**** GIVEN DATA ****

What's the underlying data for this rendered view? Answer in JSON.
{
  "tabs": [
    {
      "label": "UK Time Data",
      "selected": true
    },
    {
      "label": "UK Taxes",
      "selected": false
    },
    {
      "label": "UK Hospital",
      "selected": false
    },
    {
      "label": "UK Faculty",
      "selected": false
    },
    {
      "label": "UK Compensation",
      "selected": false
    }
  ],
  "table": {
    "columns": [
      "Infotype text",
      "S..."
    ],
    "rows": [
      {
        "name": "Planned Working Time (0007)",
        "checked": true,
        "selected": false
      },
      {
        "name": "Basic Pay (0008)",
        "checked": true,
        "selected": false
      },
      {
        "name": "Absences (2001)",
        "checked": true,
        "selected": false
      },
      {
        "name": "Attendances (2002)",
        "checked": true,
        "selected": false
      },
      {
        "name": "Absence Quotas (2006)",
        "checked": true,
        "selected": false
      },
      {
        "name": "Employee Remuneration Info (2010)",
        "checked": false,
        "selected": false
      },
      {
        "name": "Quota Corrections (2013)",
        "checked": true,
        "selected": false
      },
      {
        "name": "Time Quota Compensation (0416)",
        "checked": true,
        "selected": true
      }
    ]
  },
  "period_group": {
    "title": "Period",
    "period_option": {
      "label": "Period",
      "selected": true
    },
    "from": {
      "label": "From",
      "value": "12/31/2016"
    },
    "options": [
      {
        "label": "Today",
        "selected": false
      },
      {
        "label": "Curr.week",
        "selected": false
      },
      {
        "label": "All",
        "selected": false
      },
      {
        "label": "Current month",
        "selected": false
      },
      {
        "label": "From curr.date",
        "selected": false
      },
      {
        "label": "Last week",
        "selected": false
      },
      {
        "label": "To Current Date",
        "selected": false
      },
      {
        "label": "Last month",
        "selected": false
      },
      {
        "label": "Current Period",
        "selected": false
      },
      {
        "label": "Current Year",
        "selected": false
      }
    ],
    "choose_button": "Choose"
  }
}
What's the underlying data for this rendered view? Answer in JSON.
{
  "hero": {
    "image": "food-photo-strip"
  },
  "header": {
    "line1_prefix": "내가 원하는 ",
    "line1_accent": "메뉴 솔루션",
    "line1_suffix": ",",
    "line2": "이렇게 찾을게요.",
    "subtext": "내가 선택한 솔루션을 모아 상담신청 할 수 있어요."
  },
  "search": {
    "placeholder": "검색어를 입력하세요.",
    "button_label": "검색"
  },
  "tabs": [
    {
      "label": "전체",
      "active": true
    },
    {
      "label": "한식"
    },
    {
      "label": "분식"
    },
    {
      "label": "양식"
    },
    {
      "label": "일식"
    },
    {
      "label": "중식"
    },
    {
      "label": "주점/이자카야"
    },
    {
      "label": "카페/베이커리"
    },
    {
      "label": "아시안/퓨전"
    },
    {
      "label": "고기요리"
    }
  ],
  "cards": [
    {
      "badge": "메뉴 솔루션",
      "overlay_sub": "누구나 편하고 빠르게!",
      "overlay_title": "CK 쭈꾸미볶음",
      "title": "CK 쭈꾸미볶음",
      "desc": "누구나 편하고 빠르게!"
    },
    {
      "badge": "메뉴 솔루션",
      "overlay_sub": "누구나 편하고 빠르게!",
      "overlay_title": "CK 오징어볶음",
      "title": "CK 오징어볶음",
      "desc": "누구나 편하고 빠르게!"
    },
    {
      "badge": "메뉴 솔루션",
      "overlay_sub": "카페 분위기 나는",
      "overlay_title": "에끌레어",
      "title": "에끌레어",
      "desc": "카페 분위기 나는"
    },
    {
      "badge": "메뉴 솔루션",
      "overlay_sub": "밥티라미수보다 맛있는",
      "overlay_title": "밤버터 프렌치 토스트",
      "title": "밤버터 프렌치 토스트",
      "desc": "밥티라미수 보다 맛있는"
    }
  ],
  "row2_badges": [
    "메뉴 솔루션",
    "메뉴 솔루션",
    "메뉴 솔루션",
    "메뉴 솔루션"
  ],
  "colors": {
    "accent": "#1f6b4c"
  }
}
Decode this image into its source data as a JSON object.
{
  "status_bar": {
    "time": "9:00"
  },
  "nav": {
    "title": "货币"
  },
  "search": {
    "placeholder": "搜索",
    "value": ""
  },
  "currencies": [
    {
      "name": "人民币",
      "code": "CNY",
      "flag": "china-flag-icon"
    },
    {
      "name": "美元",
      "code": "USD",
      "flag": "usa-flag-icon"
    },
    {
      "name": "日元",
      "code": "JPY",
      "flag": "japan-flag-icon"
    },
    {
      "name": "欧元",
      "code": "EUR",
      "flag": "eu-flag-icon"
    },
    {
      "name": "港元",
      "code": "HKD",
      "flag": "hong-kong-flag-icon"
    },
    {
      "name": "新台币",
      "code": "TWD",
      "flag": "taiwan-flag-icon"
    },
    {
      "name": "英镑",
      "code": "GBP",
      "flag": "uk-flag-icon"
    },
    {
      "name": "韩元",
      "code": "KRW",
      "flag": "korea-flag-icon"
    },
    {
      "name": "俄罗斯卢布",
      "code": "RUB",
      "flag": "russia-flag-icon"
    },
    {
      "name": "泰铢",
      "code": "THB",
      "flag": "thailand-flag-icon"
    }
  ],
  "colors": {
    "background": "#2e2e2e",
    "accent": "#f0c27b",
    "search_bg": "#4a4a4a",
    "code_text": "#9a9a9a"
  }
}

****

AIM OF THE TASK —
Copy exactly the lines of the listing above, beginning at the line with "Decode this image" and ending at its final line; write out nothing else.

SOLUTION —
Decode this image into its source data as a JSON object.
{
  "status_bar": {
    "time": "9:00"
  },
  "nav": {
    "title": "货币"
  },
  "search": {
    "placeholder": "搜索",
    "value": ""
  },
  "currencies": [
    {
      "name": "人民币",
      "code": "CNY",
      "flag": "china-flag-icon"
    },
    {
      "name": "美元",
      "code": "USD",
      "flag": "usa-flag-icon"
    },
    {
      "name": "日元",
      "code": "JPY",
      "flag": "japan-flag-icon"
    },
    {
      "name": "欧元",
      "code": "EUR",
      "flag": "eu-flag-icon"
    },
    {
      "name": "港元",
      "code": "HKD",
      "flag": "hong-kong-flag-icon"
    },
    {
      "name": "新台币",
      "code": "TWD",
      "flag": "taiwan-flag-icon"
    },
    {
      "name": "英镑",
      "code": "GBP",
      "flag": "uk-flag-icon"
    },
    {
      "name": "韩元",
      "code": "KRW",
      "flag": "korea-flag-icon"
    },
    {
      "name": "俄罗斯卢布",
      "code": "RUB",
      "flag": "russia-flag-icon"
    },
    {
      "name": "泰铢",
      "code": "THB",
      "flag": "thailand-flag-icon"
    }
  ],
  "colors": {
    "background": "#2e2e2e",
    "accent": "#f0c27b",
    "search_bg": "#4a4a4a",
    "code_text": "#9a9a9a"
  }
}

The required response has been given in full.